● Task statement
Don't include any picture when you restate the data word for word.

Data supplied START

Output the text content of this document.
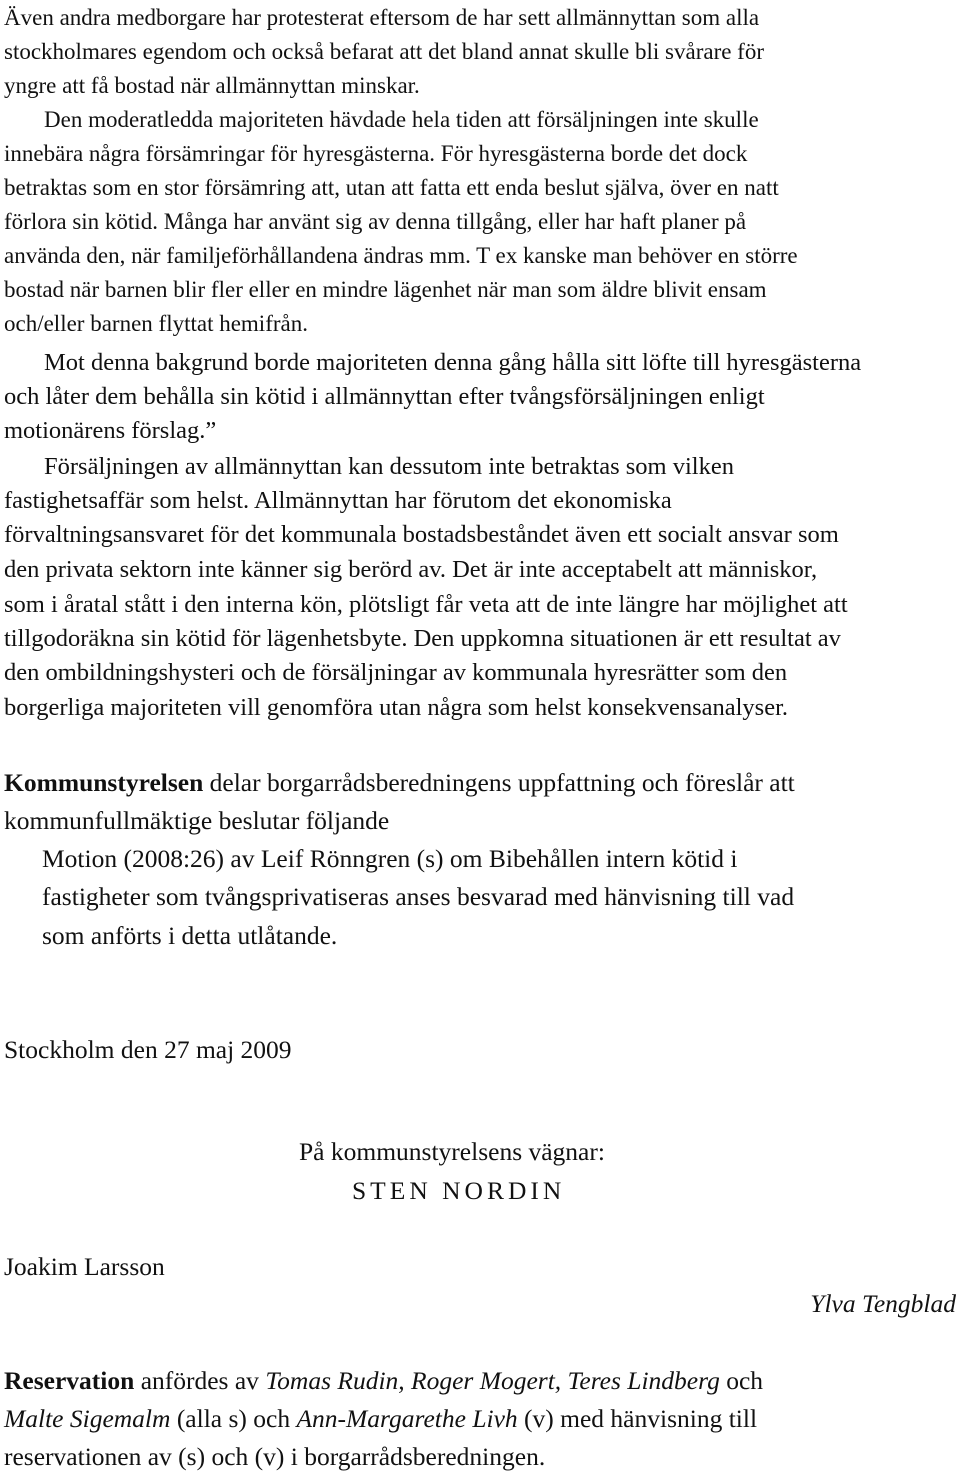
Även andra medborgare har protesterat eftersom de har sett allmännyttan som alla
stockholmares egendom och också befarat att det bland annat skulle bli svårare för
yngre att få bostad när allmännyttan minskar.
Den moderatledda majoriteten hävdade hela tiden att försäljningen inte skulle
innebära några försämringar för hyresgästerna. För hyresgästerna borde det dock
betraktas som en stor försämring att, utan att fatta ett enda beslut själva, över en natt
förlora sin kötid. Många har använt sig av denna tillgång, eller har haft planer på
använda den, när familjeförhållandena ändras mm. T ex kanske man behöver en större
bostad när barnen blir fler eller en mindre lägenhet när man som äldre blivit ensam
och/eller barnen flyttat hemifrån.
Mot denna bakgrund borde majoriteten denna gång hålla sitt löfte till hyresgästerna
och låter dem behålla sin kötid i allmännyttan efter tvångsförsäljningen enligt
motionärens förslag.”
Försäljningen av allmännyttan kan dessutom inte betraktas som vilken
fastighetsaffär som helst. Allmännyttan har förutom det ekonomiska
förvaltningsansvaret för det kommunala bostadsbeståndet även ett socialt ansvar som
den privata sektorn inte känner sig berörd av. Det är inte acceptabelt att människor,
som i åratal stått i den interna kön, plötsligt får veta att de inte längre har möjlighet att
tillgodoräkna sin kötid för lägenhetsbyte. Den uppkomna situationen är ett resultat av
den ombildningshysteri och de försäljningar av kommunala hyresrätter som den
borgerliga majoriteten vill genomföra utan några som helst konsekvensanalyser.
Kommunstyrelsen delar borgarrådsberedningens uppfattning och föreslår att
kommunfullmäktige beslutar följande
Motion (2008:26) av Leif Rönngren (s) om Bibehållen intern kötid i
fastigheter som tvångsprivatiseras anses besvarad med hänvisning till vad
som anförts i detta utlåtande.
Stockholm den 27 maj 2009
På kommunstyrelsens vägnar:
STEN NORDIN
Joakim Larsson
Ylva Tengblad
Reservation anfördes av Tomas Rudin, Roger Mogert, Teres Lindberg och
Malte Sigemalm (alla s) och Ann-Margarethe Livh (v) med hänvisning till
reservationen av (s) och (v) i borgarrådsberedningen.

Data supplied END

● Answer to the problem
Output the text content of this document.
Även andra medborgare har protesterat eftersom de har sett allmännyttan som alla
stockholmares egendom och också befarat att det bland annat skulle bli svårare för
yngre att få bostad när allmännyttan minskar.
Den moderatledda majoriteten hävdade hela tiden att försäljningen inte skulle
innebära några försämringar för hyresgästerna. För hyresgästerna borde det dock
betraktas som en stor försämring att, utan att fatta ett enda beslut själva, över en natt
förlora sin kötid. Många har använt sig av denna tillgång, eller har haft planer på
använda den, när familjeförhållandena ändras mm. T ex kanske man behöver en större
bostad när barnen blir fler eller en mindre lägenhet när man som äldre blivit ensam
och/eller barnen flyttat hemifrån.
Mot denna bakgrund borde majoriteten denna gång hålla sitt löfte till hyresgästerna
och låter dem behålla sin kötid i allmännyttan efter tvångsförsäljningen enligt
motionärens förslag.”
Försäljningen av allmännyttan kan dessutom inte betraktas som vilken
fastighetsaffär som helst. Allmännyttan har förutom det ekonomiska
förvaltningsansvaret för det kommunala bostadsbeståndet även ett socialt ansvar som
den privata sektorn inte känner sig berörd av. Det är inte acceptabelt att människor,
som i åratal stått i den interna kön, plötsligt får veta att de inte längre har möjlighet att
tillgodoräkna sin kötid för lägenhetsbyte. Den uppkomna situationen är ett resultat av
den ombildningshysteri och de försäljningar av kommunala hyresrätter som den
borgerliga majoriteten vill genomföra utan några som helst konsekvensanalyser.
Kommunstyrelsen delar borgarrådsberedningens uppfattning och föreslår att
kommunfullmäktige beslutar följande
Motion (2008:26) av Leif Rönngren (s) om Bibehållen intern kötid i
fastigheter som tvångsprivatiseras anses besvarad med hänvisning till vad
som anförts i detta utlåtande.
Stockholm den 27 maj 2009
På kommunstyrelsens vägnar:
STEN NORDIN
Joakim Larsson
Ylva Tengblad
Reservation anfördes av Tomas Rudin, Roger Mogert, Teres Lindberg och
Malte Sigemalm (alla s) och Ann-Margarethe Livh (v) med hänvisning till
reservationen av (s) och (v) i borgarrådsberedningen.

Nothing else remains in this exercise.